### Short task:
Pull every line holding the string "PEDROSO" from the records below.

[Source records]
· · ·

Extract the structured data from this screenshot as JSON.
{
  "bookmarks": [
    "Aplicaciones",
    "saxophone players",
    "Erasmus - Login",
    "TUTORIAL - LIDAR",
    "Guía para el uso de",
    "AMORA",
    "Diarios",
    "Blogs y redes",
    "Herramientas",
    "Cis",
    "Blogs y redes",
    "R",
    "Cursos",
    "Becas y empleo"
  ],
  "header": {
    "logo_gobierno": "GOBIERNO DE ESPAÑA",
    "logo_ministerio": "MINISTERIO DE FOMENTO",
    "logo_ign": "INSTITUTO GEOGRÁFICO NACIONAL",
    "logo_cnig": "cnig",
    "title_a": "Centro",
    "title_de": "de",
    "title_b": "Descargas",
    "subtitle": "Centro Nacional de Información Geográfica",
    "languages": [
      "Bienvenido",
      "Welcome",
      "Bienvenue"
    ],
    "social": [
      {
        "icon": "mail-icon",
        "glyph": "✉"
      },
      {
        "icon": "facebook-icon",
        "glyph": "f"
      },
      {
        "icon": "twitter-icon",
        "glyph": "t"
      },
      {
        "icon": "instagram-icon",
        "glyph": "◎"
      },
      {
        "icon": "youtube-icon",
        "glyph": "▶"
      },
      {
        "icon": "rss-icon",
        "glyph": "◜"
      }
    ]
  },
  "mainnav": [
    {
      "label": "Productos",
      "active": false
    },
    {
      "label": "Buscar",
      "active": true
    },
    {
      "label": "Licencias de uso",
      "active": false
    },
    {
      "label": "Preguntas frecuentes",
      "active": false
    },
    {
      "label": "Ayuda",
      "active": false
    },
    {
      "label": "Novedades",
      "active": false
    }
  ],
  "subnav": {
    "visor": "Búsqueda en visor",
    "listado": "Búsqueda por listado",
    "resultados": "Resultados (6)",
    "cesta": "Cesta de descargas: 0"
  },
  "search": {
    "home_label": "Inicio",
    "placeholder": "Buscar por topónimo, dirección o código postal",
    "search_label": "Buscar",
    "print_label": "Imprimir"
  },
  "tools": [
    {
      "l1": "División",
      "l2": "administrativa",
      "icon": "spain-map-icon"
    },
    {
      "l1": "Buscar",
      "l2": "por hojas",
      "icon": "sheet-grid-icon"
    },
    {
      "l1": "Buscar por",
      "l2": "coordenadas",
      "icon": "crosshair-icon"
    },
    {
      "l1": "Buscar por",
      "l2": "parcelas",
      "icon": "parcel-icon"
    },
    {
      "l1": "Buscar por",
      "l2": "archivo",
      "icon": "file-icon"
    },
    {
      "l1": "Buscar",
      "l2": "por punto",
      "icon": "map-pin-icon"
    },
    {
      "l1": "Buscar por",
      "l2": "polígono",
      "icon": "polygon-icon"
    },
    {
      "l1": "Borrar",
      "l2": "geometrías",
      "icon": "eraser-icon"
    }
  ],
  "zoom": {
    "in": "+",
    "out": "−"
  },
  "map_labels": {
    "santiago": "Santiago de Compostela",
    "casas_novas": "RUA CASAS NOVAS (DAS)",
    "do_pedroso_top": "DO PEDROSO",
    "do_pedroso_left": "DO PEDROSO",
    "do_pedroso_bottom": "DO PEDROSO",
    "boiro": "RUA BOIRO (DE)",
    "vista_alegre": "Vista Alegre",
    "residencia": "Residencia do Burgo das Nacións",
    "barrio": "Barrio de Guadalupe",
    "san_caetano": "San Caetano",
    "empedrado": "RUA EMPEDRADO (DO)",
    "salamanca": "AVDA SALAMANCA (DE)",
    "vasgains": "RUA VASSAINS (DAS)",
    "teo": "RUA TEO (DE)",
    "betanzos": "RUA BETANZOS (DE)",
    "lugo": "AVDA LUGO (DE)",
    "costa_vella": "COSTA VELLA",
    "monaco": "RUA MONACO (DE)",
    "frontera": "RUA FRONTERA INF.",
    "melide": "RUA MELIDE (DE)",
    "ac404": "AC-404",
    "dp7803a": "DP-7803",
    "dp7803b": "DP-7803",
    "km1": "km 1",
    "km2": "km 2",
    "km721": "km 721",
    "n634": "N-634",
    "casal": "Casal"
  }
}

· · ·

### Correct answer:
    "do_pedroso_top": "DO PEDROSO",
    "do_pedroso_left": "DO PEDROSO",
    "do_pedroso_bottom": "DO PEDROSO",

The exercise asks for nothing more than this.